» **Data listing**
-------------------------

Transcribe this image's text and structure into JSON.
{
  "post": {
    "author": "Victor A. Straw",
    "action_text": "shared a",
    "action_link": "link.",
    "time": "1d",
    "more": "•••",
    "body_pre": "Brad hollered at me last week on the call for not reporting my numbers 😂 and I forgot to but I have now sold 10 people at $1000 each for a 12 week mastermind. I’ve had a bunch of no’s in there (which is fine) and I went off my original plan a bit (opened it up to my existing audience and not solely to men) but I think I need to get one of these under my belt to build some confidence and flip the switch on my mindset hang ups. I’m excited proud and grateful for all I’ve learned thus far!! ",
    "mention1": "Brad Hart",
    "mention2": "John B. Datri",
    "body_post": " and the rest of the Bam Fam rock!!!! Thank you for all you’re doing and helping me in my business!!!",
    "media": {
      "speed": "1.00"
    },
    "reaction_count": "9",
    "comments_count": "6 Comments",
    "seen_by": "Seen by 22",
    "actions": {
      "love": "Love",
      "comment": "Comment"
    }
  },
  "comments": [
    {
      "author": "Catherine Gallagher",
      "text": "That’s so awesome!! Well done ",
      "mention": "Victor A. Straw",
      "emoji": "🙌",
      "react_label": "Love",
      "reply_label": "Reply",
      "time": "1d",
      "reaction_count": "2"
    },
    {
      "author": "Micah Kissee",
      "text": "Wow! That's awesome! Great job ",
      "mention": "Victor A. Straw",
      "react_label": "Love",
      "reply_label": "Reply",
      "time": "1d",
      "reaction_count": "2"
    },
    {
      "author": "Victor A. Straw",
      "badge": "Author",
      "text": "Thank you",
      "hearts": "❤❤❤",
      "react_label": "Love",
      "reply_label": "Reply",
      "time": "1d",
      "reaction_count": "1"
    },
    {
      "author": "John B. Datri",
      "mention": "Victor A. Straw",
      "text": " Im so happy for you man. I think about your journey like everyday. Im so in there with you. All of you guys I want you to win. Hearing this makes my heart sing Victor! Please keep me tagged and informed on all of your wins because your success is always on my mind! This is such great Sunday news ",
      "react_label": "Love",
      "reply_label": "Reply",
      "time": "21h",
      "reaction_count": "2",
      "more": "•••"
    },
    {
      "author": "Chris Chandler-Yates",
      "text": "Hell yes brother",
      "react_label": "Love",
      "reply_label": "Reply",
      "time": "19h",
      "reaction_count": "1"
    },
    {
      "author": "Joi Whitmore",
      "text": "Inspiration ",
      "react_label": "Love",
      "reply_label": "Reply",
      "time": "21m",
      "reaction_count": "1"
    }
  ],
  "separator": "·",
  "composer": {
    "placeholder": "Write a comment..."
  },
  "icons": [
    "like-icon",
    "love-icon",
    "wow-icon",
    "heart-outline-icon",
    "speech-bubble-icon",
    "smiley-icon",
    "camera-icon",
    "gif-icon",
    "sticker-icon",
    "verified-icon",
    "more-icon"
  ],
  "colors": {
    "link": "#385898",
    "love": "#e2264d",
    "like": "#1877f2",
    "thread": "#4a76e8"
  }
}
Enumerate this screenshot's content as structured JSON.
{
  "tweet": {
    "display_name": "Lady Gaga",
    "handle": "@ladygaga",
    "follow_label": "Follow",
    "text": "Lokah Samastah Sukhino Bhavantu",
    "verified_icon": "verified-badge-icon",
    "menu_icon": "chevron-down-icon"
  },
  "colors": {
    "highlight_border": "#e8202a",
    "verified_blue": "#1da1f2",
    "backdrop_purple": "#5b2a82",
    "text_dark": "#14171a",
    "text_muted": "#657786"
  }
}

-------------------------

» **Required work**
In the entries above, find each line with the string "badge" and copy it.

» **Expected answer**
      "badge": "Author",
    "verified_icon": "verified-badge-icon",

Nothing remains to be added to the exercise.